Stored records:
+++++
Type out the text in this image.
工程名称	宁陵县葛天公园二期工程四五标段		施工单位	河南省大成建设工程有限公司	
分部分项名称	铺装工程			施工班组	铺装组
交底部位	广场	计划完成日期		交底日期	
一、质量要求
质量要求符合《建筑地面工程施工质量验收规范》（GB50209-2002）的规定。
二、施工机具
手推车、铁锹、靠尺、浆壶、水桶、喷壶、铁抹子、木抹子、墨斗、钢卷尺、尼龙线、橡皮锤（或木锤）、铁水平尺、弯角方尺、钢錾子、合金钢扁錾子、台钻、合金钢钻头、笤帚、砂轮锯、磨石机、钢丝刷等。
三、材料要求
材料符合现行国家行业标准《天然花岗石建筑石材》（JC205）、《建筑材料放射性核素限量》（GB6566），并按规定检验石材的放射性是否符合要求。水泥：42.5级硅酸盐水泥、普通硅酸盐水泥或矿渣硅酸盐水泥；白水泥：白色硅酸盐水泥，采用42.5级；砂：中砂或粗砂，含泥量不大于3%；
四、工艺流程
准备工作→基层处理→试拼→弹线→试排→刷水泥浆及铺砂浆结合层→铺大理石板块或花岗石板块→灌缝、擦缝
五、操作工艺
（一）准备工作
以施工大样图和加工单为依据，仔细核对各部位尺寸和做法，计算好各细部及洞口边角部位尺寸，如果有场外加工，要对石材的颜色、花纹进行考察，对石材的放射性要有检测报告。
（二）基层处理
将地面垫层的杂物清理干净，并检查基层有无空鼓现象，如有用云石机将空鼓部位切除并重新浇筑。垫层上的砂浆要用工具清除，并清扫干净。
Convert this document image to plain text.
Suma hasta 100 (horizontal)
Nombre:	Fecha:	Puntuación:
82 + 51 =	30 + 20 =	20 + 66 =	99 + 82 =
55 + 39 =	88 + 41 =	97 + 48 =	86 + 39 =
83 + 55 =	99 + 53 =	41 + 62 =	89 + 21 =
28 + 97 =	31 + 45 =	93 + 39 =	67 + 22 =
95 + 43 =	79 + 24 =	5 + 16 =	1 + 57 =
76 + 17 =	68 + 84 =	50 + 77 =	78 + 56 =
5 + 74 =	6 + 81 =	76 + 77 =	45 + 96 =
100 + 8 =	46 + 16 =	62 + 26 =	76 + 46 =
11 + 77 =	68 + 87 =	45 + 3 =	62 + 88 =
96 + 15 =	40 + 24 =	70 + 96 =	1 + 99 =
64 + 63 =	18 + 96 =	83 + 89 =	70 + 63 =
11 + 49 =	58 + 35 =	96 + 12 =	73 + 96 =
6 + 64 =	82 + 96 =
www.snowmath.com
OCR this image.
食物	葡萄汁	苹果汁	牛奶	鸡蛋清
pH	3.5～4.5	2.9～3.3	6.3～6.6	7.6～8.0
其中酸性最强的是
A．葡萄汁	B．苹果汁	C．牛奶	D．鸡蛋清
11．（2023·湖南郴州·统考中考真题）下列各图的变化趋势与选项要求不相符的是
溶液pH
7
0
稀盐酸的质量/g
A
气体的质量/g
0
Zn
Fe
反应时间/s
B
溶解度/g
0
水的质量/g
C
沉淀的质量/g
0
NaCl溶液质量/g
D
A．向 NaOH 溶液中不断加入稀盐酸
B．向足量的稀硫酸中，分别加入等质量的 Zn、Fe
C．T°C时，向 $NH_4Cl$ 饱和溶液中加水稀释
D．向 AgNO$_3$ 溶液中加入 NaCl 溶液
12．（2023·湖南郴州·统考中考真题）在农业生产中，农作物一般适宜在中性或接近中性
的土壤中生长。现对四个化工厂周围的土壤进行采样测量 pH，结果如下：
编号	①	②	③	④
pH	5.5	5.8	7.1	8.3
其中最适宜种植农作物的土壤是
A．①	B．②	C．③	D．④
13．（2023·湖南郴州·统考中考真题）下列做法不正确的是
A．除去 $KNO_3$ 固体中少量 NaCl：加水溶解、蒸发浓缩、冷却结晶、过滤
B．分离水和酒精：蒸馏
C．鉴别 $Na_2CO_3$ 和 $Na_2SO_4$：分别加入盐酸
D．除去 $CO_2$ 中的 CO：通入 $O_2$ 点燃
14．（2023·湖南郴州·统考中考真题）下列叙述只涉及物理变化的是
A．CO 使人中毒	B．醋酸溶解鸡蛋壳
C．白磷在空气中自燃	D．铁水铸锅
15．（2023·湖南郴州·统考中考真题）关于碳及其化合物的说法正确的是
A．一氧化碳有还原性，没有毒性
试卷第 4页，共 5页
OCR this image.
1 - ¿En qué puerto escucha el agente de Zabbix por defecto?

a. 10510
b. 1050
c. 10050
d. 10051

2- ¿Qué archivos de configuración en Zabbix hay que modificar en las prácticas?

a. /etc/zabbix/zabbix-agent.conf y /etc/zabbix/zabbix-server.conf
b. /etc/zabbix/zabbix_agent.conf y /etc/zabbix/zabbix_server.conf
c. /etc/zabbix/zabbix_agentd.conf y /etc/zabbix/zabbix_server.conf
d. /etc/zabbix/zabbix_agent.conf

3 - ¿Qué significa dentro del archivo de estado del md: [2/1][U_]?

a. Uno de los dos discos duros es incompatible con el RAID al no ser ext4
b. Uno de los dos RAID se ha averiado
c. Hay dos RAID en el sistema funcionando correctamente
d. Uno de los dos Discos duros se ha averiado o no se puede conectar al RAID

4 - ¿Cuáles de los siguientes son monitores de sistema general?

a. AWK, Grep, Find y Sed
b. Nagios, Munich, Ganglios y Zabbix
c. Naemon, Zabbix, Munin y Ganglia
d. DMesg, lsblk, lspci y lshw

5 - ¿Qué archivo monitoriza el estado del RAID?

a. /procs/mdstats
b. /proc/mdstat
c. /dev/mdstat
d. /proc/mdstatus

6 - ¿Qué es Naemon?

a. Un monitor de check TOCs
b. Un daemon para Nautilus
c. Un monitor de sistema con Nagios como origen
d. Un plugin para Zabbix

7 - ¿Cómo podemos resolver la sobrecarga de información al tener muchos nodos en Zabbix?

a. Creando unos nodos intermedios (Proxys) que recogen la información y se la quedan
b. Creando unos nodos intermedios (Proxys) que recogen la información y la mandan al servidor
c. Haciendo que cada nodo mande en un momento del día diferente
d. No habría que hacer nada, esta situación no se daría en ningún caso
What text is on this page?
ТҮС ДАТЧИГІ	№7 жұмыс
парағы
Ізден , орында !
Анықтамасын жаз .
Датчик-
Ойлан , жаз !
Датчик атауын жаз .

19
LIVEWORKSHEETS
+++++
**YOUR GOAL:**
Set down all of the data above, word for word.

**RESULT:**
Type out the text in this image.
工程名称	宁陵县葛天公园二期工程四五标段		施工单位	河南省大成建设工程有限公司	
分部分项名称	铺装工程			施工班组	铺装组
交底部位	广场	计划完成日期		交底日期	
一、质量要求
质量要求符合《建筑地面工程施工质量验收规范》（GB50209-2002）的规定。
二、施工机具
手推车、铁锹、靠尺、浆壶、水桶、喷壶、铁抹子、木抹子、墨斗、钢卷尺、尼龙线、橡皮锤（或木锤）、铁水平尺、弯角方尺、钢錾子、合金钢扁錾子、台钻、合金钢钻头、笤帚、砂轮锯、磨石机、钢丝刷等。
三、材料要求
材料符合现行国家行业标准《天然花岗石建筑石材》（JC205）、《建筑材料放射性核素限量》（GB6566），并按规定检验石材的放射性是否符合要求。水泥：42.5级硅酸盐水泥、普通硅酸盐水泥或矿渣硅酸盐水泥；白水泥：白色硅酸盐水泥，采用42.5级；砂：中砂或粗砂，含泥量不大于3%；
四、工艺流程
准备工作→基层处理→试拼→弹线→试排→刷水泥浆及铺砂浆结合层→铺大理石板块或花岗石板块→灌缝、擦缝
五、操作工艺
（一）准备工作
以施工大样图和加工单为依据，仔细核对各部位尺寸和做法，计算好各细部及洞口边角部位尺寸，如果有场外加工，要对石材的颜色、花纹进行考察，对石材的放射性要有检测报告。
（二）基层处理
将地面垫层的杂物清理干净，并检查基层有无空鼓现象，如有用云石机将空鼓部位切除并重新浇筑。垫层上的砂浆要用工具清除，并清扫干净。
Convert this document image to plain text.
Suma hasta 100 (horizontal)
Nombre:	Fecha:	Puntuación:
82 + 51 =	30 + 20 =	20 + 66 =	99 + 82 =
55 + 39 =	88 + 41 =	97 + 48 =	86 + 39 =
83 + 55 =	99 + 53 =	41 + 62 =	89 + 21 =
28 + 97 =	31 + 45 =	93 + 39 =	67 + 22 =
95 + 43 =	79 + 24 =	5 + 16 =	1 + 57 =
76 + 17 =	68 + 84 =	50 + 77 =	78 + 56 =
5 + 74 =	6 + 81 =	76 + 77 =	45 + 96 =
100 + 8 =	46 + 16 =	62 + 26 =	76 + 46 =
11 + 77 =	68 + 87 =	45 + 3 =	62 + 88 =
96 + 15 =	40 + 24 =	70 + 96 =	1 + 99 =
64 + 63 =	18 + 96 =	83 + 89 =	70 + 63 =
11 + 49 =	58 + 35 =	96 + 12 =	73 + 96 =
6 + 64 =	82 + 96 =
www.snowmath.com
OCR this image.
食物	葡萄汁	苹果汁	牛奶	鸡蛋清
pH	3.5～4.5	2.9～3.3	6.3～6.6	7.6～8.0
其中酸性最强的是
A．葡萄汁	B．苹果汁	C．牛奶	D．鸡蛋清
11．（2023·湖南郴州·统考中考真题）下列各图的变化趋势与选项要求不相符的是
溶液pH
7
0
稀盐酸的质量/g
A
气体的质量/g
0
Zn
Fe
反应时间/s
B
溶解度/g
0
水的质量/g
C
沉淀的质量/g
0
NaCl溶液质量/g
D
A．向 NaOH 溶液中不断加入稀盐酸
B．向足量的稀硫酸中，分别加入等质量的 Zn、Fe
C．T°C时，向 $NH_4Cl$ 饱和溶液中加水稀释
D．向 AgNO$_3$ 溶液中加入 NaCl 溶液
12．（2023·湖南郴州·统考中考真题）在农业生产中，农作物一般适宜在中性或接近中性
的土壤中生长。现对四个化工厂周围的土壤进行采样测量 pH，结果如下：
编号	①	②	③	④
pH	5.5	5.8	7.1	8.3
其中最适宜种植农作物的土壤是
A．①	B．②	C．③	D．④
13．（2023·湖南郴州·统考中考真题）下列做法不正确的是
A．除去 $KNO_3$ 固体中少量 NaCl：加水溶解、蒸发浓缩、冷却结晶、过滤
B．分离水和酒精：蒸馏
C．鉴别 $Na_2CO_3$ 和 $Na_2SO_4$：分别加入盐酸
D．除去 $CO_2$ 中的 CO：通入 $O_2$ 点燃
14．（2023·湖南郴州·统考中考真题）下列叙述只涉及物理变化的是
A．CO 使人中毒	B．醋酸溶解鸡蛋壳
C．白磷在空气中自燃	D．铁水铸锅
15．（2023·湖南郴州·统考中考真题）关于碳及其化合物的说法正确的是
A．一氧化碳有还原性，没有毒性
试卷第 4页，共 5页
OCR this image.
1 - ¿En qué puerto escucha el agente de Zabbix por defecto?

a. 10510
b. 1050
c. 10050
d. 10051

2- ¿Qué archivos de configuración en Zabbix hay que modificar en las prácticas?

a. /etc/zabbix/zabbix-agent.conf y /etc/zabbix/zabbix-server.conf
b. /etc/zabbix/zabbix_agent.conf y /etc/zabbix/zabbix_server.conf
c. /etc/zabbix/zabbix_agentd.conf y /etc/zabbix/zabbix_server.conf
d. /etc/zabbix/zabbix_agent.conf

3 - ¿Qué significa dentro del archivo de estado del md: [2/1][U_]?

a. Uno de los dos discos duros es incompatible con el RAID al no ser ext4
b. Uno de los dos RAID se ha averiado
c. Hay dos RAID en el sistema funcionando correctamente
d. Uno de los dos Discos duros se ha averiado o no se puede conectar al RAID

4 - ¿Cuáles de los siguientes son monitores de sistema general?

a. AWK, Grep, Find y Sed
b. Nagios, Munich, Ganglios y Zabbix
c. Naemon, Zabbix, Munin y Ganglia
d. DMesg, lsblk, lspci y lshw

5 - ¿Qué archivo monitoriza el estado del RAID?

a. /procs/mdstats
b. /proc/mdstat
c. /dev/mdstat
d. /proc/mdstatus

6 - ¿Qué es Naemon?

a. Un monitor de check TOCs
b. Un daemon para Nautilus
c. Un monitor de sistema con Nagios como origen
d. Un plugin para Zabbix

7 - ¿Cómo podemos resolver la sobrecarga de información al tener muchos nodos en Zabbix?

a. Creando unos nodos intermedios (Proxys) que recogen la información y se la quedan
b. Creando unos nodos intermedios (Proxys) que recogen la información y la mandan al servidor
c. Haciendo que cada nodo mande en un momento del día diferente
d. No habría que hacer nada, esta situación no se daría en ningún caso
What text is on this page?
ТҮС ДАТЧИГІ	№7 жұмыс
парағы
Ізден , орында !
Анықтамасын жаз .
Датчик-
Ойлан , жаз !
Датчик атауын жаз .

19
LIVEWORKSHEETS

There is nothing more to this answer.